Written task: Collect the lines of the entries where "analytical" shows up.

Given information:
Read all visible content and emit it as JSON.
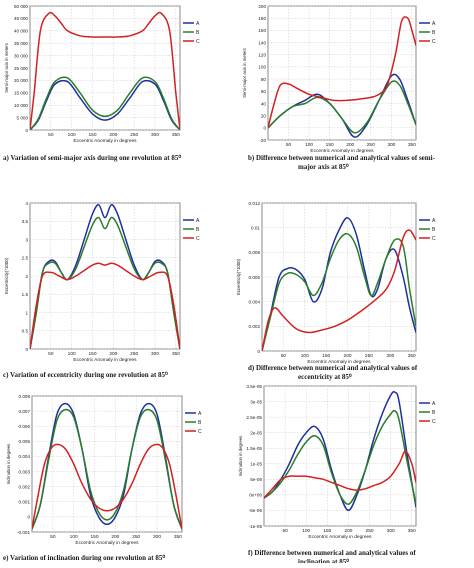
{
  "chart_data": [
    {
      "id": "a",
      "type": "line",
      "caption": [
        "a) Variation of semi-major axis during one revolution at 85⁰"
      ],
      "xlabel": "Eccentric Anomaly in degrees",
      "ylabel": "Semi-major axis in meters",
      "xlim": [
        0,
        360
      ],
      "ylim": [
        0,
        50000
      ],
      "xticks": [
        50,
        100,
        150,
        200,
        250,
        300,
        350
      ],
      "yticks": [
        0,
        5000,
        10000,
        15000,
        20000,
        25000,
        30000,
        35000,
        40000,
        45000,
        50000
      ],
      "ytick_labels": [
        "0",
        "5 000",
        "10 000",
        "15 000",
        "20 000",
        "25 000",
        "30 000",
        "35 000",
        "40 000",
        "45 000",
        "50 000"
      ],
      "legend": [
        "A",
        "B",
        "C"
      ],
      "legend_position": "top-right",
      "series": [
        {
          "name": "A",
          "color": "#1f2f9e",
          "x": [
            0,
            20,
            40,
            60,
            90,
            120,
            150,
            180,
            210,
            240,
            270,
            300,
            320,
            340,
            360
          ],
          "y": [
            0,
            4000,
            12000,
            18500,
            19500,
            13000,
            6500,
            4000,
            6500,
            13000,
            19500,
            18500,
            12000,
            4000,
            0
          ]
        },
        {
          "name": "B",
          "color": "#2a7d2a",
          "x": [
            0,
            20,
            40,
            60,
            90,
            120,
            150,
            180,
            210,
            240,
            270,
            300,
            320,
            340,
            360
          ],
          "y": [
            0,
            4500,
            13000,
            19500,
            21000,
            15000,
            8000,
            5500,
            8000,
            15000,
            21000,
            19500,
            13000,
            4500,
            0
          ]
        },
        {
          "name": "C",
          "color": "#d42020",
          "x": [
            0,
            10,
            25,
            45,
            60,
            75,
            90,
            120,
            150,
            180,
            210,
            240,
            270,
            285,
            300,
            315,
            335,
            350,
            360
          ],
          "y": [
            0,
            15000,
            40000,
            47000,
            46000,
            43000,
            40000,
            38000,
            37500,
            37500,
            37500,
            38000,
            40000,
            43000,
            46000,
            47000,
            40000,
            15000,
            0
          ]
        }
      ]
    },
    {
      "id": "b",
      "type": "line",
      "caption": [
        "b) Difference between numerical and analytical values of semi-",
        "major axis at 85⁰"
      ],
      "xlabel": "Eccentric Anomaly in degrees",
      "ylabel": "Semi-major axis in meters",
      "xlim": [
        0,
        360
      ],
      "ylim": [
        -20,
        200
      ],
      "xticks": [
        50,
        100,
        150,
        200,
        250,
        300,
        350
      ],
      "yticks": [
        -20,
        0,
        20,
        40,
        60,
        80,
        100,
        120,
        140,
        160,
        180,
        200
      ],
      "legend": [
        "A",
        "B",
        "C"
      ],
      "legend_position": "top-right",
      "series": [
        {
          "name": "A",
          "color": "#1f2f9e",
          "x": [
            0,
            30,
            60,
            90,
            120,
            150,
            180,
            210,
            240,
            270,
            300,
            320,
            340,
            360
          ],
          "y": [
            0,
            20,
            35,
            45,
            55,
            40,
            15,
            -15,
            5,
            45,
            85,
            80,
            45,
            5
          ]
        },
        {
          "name": "B",
          "color": "#2a7d2a",
          "x": [
            0,
            30,
            60,
            90,
            120,
            150,
            180,
            210,
            240,
            270,
            300,
            320,
            340,
            360
          ],
          "y": [
            0,
            20,
            35,
            40,
            50,
            40,
            15,
            -8,
            8,
            45,
            75,
            70,
            40,
            5
          ]
        },
        {
          "name": "C",
          "color": "#d42020",
          "x": [
            0,
            15,
            30,
            50,
            70,
            100,
            130,
            160,
            190,
            220,
            250,
            270,
            290,
            310,
            325,
            340,
            350,
            360
          ],
          "y": [
            0,
            40,
            70,
            72,
            65,
            55,
            50,
            45,
            45,
            47,
            50,
            55,
            70,
            120,
            175,
            180,
            160,
            135
          ]
        }
      ]
    },
    {
      "id": "c",
      "type": "line",
      "caption": [
        "c) Variation of eccentricity during one revolution at 85⁰"
      ],
      "xlabel": "Eccentric Anomaly in degrees",
      "ylabel": "Eccentricity(*1000)",
      "xlim": [
        0,
        360
      ],
      "ylim": [
        0,
        4
      ],
      "xticks": [
        50,
        100,
        150,
        200,
        250,
        300,
        350
      ],
      "yticks": [
        0,
        0.5,
        1,
        1.5,
        2,
        2.5,
        3,
        3.5,
        4
      ],
      "legend": [
        "A",
        "B",
        "C"
      ],
      "legend_position": "top-right",
      "series": [
        {
          "name": "A",
          "color": "#1f2f9e",
          "x": [
            0,
            15,
            30,
            45,
            60,
            75,
            90,
            110,
            130,
            150,
            165,
            180,
            195,
            210,
            230,
            250,
            270,
            285,
            300,
            315,
            330,
            345,
            360
          ],
          "y": [
            0,
            1,
            2.1,
            2.4,
            2.4,
            2.1,
            1.9,
            2.3,
            3,
            3.7,
            3.95,
            3.6,
            3.95,
            3.7,
            3,
            2.3,
            1.9,
            2.1,
            2.4,
            2.4,
            2.1,
            1,
            0
          ]
        },
        {
          "name": "B",
          "color": "#2a7d2a",
          "x": [
            0,
            15,
            30,
            45,
            60,
            75,
            90,
            110,
            130,
            150,
            165,
            180,
            195,
            210,
            230,
            250,
            270,
            285,
            300,
            315,
            330,
            345,
            360
          ],
          "y": [
            0,
            1,
            2.1,
            2.35,
            2.35,
            2.1,
            1.9,
            2.2,
            2.8,
            3.4,
            3.6,
            3.3,
            3.6,
            3.4,
            2.8,
            2.2,
            1.9,
            2.1,
            2.35,
            2.35,
            2.1,
            1,
            0
          ]
        },
        {
          "name": "C",
          "color": "#d42020",
          "x": [
            0,
            15,
            30,
            50,
            70,
            90,
            110,
            130,
            150,
            165,
            180,
            195,
            210,
            230,
            250,
            270,
            290,
            310,
            330,
            345,
            360
          ],
          "y": [
            0,
            1.2,
            2,
            2.1,
            2,
            1.9,
            2,
            2.15,
            2.3,
            2.35,
            2.3,
            2.35,
            2.3,
            2.15,
            2,
            1.9,
            2,
            2.1,
            2,
            1.2,
            0
          ]
        }
      ]
    },
    {
      "id": "d",
      "type": "line",
      "caption": [
        "d) Difference between numerical and analytical values of",
        "eccentricity at 85⁰"
      ],
      "xlabel": "Eccentric Anomaly in degrees",
      "ylabel": "Eccentricity(*1000)",
      "xlim": [
        0,
        360
      ],
      "ylim": [
        0,
        0.012
      ],
      "xticks": [
        50,
        100,
        150,
        200,
        250,
        300,
        350
      ],
      "yticks": [
        0,
        0.002,
        0.004,
        0.006,
        0.008,
        0.01,
        0.012
      ],
      "legend": [
        "A",
        "B",
        "C"
      ],
      "legend_position": "top-right",
      "series": [
        {
          "name": "A",
          "color": "#1f2f9e",
          "x": [
            0,
            20,
            40,
            60,
            80,
            100,
            120,
            140,
            160,
            180,
            200,
            220,
            240,
            255,
            270,
            290,
            310,
            330,
            345,
            360
          ],
          "y": [
            0,
            0.003,
            0.006,
            0.0067,
            0.0066,
            0.0058,
            0.004,
            0.005,
            0.008,
            0.0098,
            0.0108,
            0.0095,
            0.0065,
            0.0045,
            0.005,
            0.0075,
            0.0082,
            0.006,
            0.0035,
            0.0015
          ]
        },
        {
          "name": "B",
          "color": "#2a7d2a",
          "x": [
            0,
            20,
            40,
            60,
            80,
            100,
            120,
            140,
            160,
            180,
            200,
            220,
            240,
            255,
            270,
            290,
            310,
            330,
            345,
            360
          ],
          "y": [
            0,
            0.0028,
            0.0055,
            0.0063,
            0.0062,
            0.0056,
            0.0045,
            0.0055,
            0.0075,
            0.009,
            0.0095,
            0.0085,
            0.006,
            0.0045,
            0.0055,
            0.0075,
            0.009,
            0.0085,
            0.005,
            0.002
          ]
        },
        {
          "name": "C",
          "color": "#d42020",
          "x": [
            0,
            15,
            30,
            50,
            80,
            110,
            140,
            170,
            200,
            230,
            260,
            290,
            310,
            330,
            345,
            360
          ],
          "y": [
            0,
            0.0025,
            0.0035,
            0.0028,
            0.0018,
            0.0015,
            0.0017,
            0.002,
            0.0025,
            0.0032,
            0.004,
            0.005,
            0.0065,
            0.0092,
            0.0098,
            0.009
          ]
        }
      ]
    },
    {
      "id": "e",
      "type": "line",
      "caption": [
        "e) Variation of inclination during one revolution at 85⁰"
      ],
      "xlabel": "Eccentric Anomaly in degrees",
      "ylabel": "Inclination in degrees",
      "xlim": [
        0,
        360
      ],
      "ylim": [
        -0.001,
        0.008
      ],
      "xticks": [
        50,
        100,
        150,
        200,
        250,
        300,
        350
      ],
      "yticks": [
        -0.001,
        0,
        0.001,
        0.002,
        0.003,
        0.004,
        0.005,
        0.006,
        0.007,
        0.008
      ],
      "legend": [
        "A",
        "B",
        "C"
      ],
      "legend_position": "top-right",
      "series": [
        {
          "name": "A",
          "color": "#1f2f9e",
          "x": [
            0,
            20,
            40,
            60,
            80,
            100,
            120,
            140,
            160,
            180,
            200,
            220,
            240,
            260,
            280,
            300,
            320,
            340,
            360
          ],
          "y": [
            -0.0008,
            0.0008,
            0.004,
            0.0068,
            0.0075,
            0.0068,
            0.0045,
            0.0015,
            0,
            -0.0005,
            0,
            0.0015,
            0.0045,
            0.0068,
            0.0075,
            0.0068,
            0.004,
            0.0008,
            -0.0008
          ]
        },
        {
          "name": "B",
          "color": "#2a7d2a",
          "x": [
            0,
            20,
            40,
            60,
            80,
            100,
            120,
            140,
            160,
            180,
            200,
            220,
            240,
            260,
            280,
            300,
            320,
            340,
            360
          ],
          "y": [
            -0.0008,
            0.0008,
            0.0038,
            0.0064,
            0.0071,
            0.0066,
            0.0045,
            0.0018,
            0.0003,
            -0.0002,
            0.0003,
            0.0018,
            0.0045,
            0.0066,
            0.0071,
            0.0064,
            0.0038,
            0.0008,
            -0.0008
          ]
        },
        {
          "name": "C",
          "color": "#d42020",
          "x": [
            0,
            15,
            30,
            45,
            60,
            80,
            100,
            120,
            140,
            160,
            180,
            200,
            220,
            240,
            260,
            280,
            300,
            315,
            330,
            345,
            360
          ],
          "y": [
            -0.0008,
            0.0015,
            0.0035,
            0.0045,
            0.0048,
            0.0045,
            0.0035,
            0.0022,
            0.0012,
            0.0006,
            0.0004,
            0.0006,
            0.0012,
            0.0022,
            0.0035,
            0.0045,
            0.0048,
            0.0045,
            0.0035,
            0.0015,
            -0.0008
          ]
        }
      ]
    },
    {
      "id": "f",
      "type": "line",
      "caption": [
        "f) Difference between numerical and analytical values of",
        "inclination at 85⁰"
      ],
      "xlabel": "Eccentric Anomaly in degrees",
      "ylabel": "Inclination in degrees",
      "xlim": [
        0,
        360
      ],
      "ylim": [
        -1e-05,
        3.5e-05
      ],
      "xticks": [
        50,
        100,
        150,
        200,
        250,
        300,
        350
      ],
      "yticks": [
        -1e-05,
        -5e-06,
        0,
        5e-06,
        1e-05,
        1.5e-05,
        2e-05,
        2.5e-05,
        3e-05,
        3.5e-05
      ],
      "ytick_labels": [
        "-1e-05",
        "-5e-06",
        "0e+00",
        "5e-06",
        "1e-05",
        "1.5e-05",
        "2e-05",
        "2.5e-05",
        "3e-05",
        "3.5e-05"
      ],
      "legend": [
        "A",
        "B",
        "C"
      ],
      "legend_position": "top-right",
      "series": [
        {
          "name": "A",
          "color": "#1f2f9e",
          "x": [
            0,
            20,
            40,
            60,
            80,
            100,
            120,
            140,
            160,
            180,
            200,
            220,
            240,
            260,
            280,
            300,
            310,
            320,
            340,
            360
          ],
          "y": [
            -1e-06,
            1e-06,
            5e-06,
            1e-05,
            1.6e-05,
            2e-05,
            2.2e-05,
            1.8e-05,
            8e-06,
            0,
            -5e-06,
            0,
            8e-06,
            1.8e-05,
            2.6e-05,
            3.2e-05,
            3.3e-05,
            3e-05,
            1.2e-05,
            -4e-06
          ]
        },
        {
          "name": "B",
          "color": "#2a7d2a",
          "x": [
            0,
            20,
            40,
            60,
            80,
            100,
            120,
            140,
            160,
            180,
            200,
            220,
            240,
            260,
            280,
            300,
            310,
            320,
            340,
            360
          ],
          "y": [
            -1e-06,
            1e-06,
            4e-06,
            8e-06,
            1.3e-05,
            1.7e-05,
            1.9e-05,
            1.6e-05,
            7e-06,
            0,
            -3e-06,
            1e-06,
            8e-06,
            1.6e-05,
            2.2e-05,
            2.6e-05,
            2.7e-05,
            2.4e-05,
            1e-05,
            -3e-06
          ]
        },
        {
          "name": "C",
          "color": "#d42020",
          "x": [
            0,
            20,
            40,
            60,
            80,
            100,
            120,
            140,
            160,
            180,
            200,
            220,
            240,
            260,
            280,
            300,
            320,
            335,
            350,
            360
          ],
          "y": [
            -1e-06,
            2e-06,
            5e-06,
            6e-06,
            6e-06,
            6e-06,
            5.5e-06,
            5e-06,
            4e-06,
            3e-06,
            2e-06,
            1.5e-06,
            2e-06,
            3e-06,
            4e-06,
            6e-06,
            1e-05,
            1.4e-05,
            1e-05,
            4e-06
          ]
        }
      ]
    }
  ]
}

The reply:
        "b) Difference between numerical and analytical values of semi-",
        "d) Difference between numerical and analytical values of",
        "f) Difference between numerical and analytical values of",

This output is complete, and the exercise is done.